What you should do |
In this exercise, reproduce all the entries that follow exactly.

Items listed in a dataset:
>> start

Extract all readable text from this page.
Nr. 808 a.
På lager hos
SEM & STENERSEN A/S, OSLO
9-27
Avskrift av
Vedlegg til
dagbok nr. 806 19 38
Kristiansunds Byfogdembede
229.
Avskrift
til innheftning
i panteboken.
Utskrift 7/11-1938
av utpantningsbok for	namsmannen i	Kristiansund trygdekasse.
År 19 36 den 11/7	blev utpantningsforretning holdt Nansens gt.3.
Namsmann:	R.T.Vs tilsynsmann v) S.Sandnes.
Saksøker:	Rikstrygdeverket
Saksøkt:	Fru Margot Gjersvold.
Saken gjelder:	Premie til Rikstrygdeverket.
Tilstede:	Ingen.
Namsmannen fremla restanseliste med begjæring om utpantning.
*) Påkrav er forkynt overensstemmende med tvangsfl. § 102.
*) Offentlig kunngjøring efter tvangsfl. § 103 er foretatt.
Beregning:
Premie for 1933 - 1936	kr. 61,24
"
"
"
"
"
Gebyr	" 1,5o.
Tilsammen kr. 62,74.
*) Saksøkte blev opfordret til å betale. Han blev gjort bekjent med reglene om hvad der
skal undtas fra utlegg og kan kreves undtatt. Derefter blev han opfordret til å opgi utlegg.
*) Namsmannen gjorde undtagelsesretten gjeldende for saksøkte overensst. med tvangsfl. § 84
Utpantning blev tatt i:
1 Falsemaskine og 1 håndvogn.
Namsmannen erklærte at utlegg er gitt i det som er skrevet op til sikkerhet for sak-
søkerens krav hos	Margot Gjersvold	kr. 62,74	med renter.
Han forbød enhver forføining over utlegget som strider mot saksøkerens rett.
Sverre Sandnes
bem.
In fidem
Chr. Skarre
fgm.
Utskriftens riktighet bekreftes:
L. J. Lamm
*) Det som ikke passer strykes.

>> end

Written answer |
Extract all readable text from this page.
Nr. 808 a.
På lager hos
SEM & STENERSEN A/S, OSLO
9-27
Avskrift av
Vedlegg til
dagbok nr. 806 19 38
Kristiansunds Byfogdembede
229.
Avskrift
til innheftning
i panteboken.
Utskrift 7/11-1938
av utpantningsbok for	namsmannen i	Kristiansund trygdekasse.
År 19 36 den 11/7	blev utpantningsforretning holdt Nansens gt.3.
Namsmann:	R.T.Vs tilsynsmann v) S.Sandnes.
Saksøker:	Rikstrygdeverket
Saksøkt:	Fru Margot Gjersvold.
Saken gjelder:	Premie til Rikstrygdeverket.
Tilstede:	Ingen.
Namsmannen fremla restanseliste med begjæring om utpantning.
*) Påkrav er forkynt overensstemmende med tvangsfl. § 102.
*) Offentlig kunngjøring efter tvangsfl. § 103 er foretatt.
Beregning:
Premie for 1933 - 1936	kr. 61,24
"
"
"
"
"
Gebyr	" 1,5o.
Tilsammen kr. 62,74.
*) Saksøkte blev opfordret til å betale. Han blev gjort bekjent med reglene om hvad der
skal undtas fra utlegg og kan kreves undtatt. Derefter blev han opfordret til å opgi utlegg.
*) Namsmannen gjorde undtagelsesretten gjeldende for saksøkte overensst. med tvangsfl. § 84
Utpantning blev tatt i:
1 Falsemaskine og 1 håndvogn.
Namsmannen erklærte at utlegg er gitt i det som er skrevet op til sikkerhet for sak-
søkerens krav hos	Margot Gjersvold	kr. 62,74	med renter.
Han forbød enhver forføining over utlegget som strider mot saksøkerens rett.
Sverre Sandnes
bem.
In fidem
Chr. Skarre
fgm.
Utskriftens riktighet bekreftes:
L. J. Lamm
*) Det som ikke passer strykes.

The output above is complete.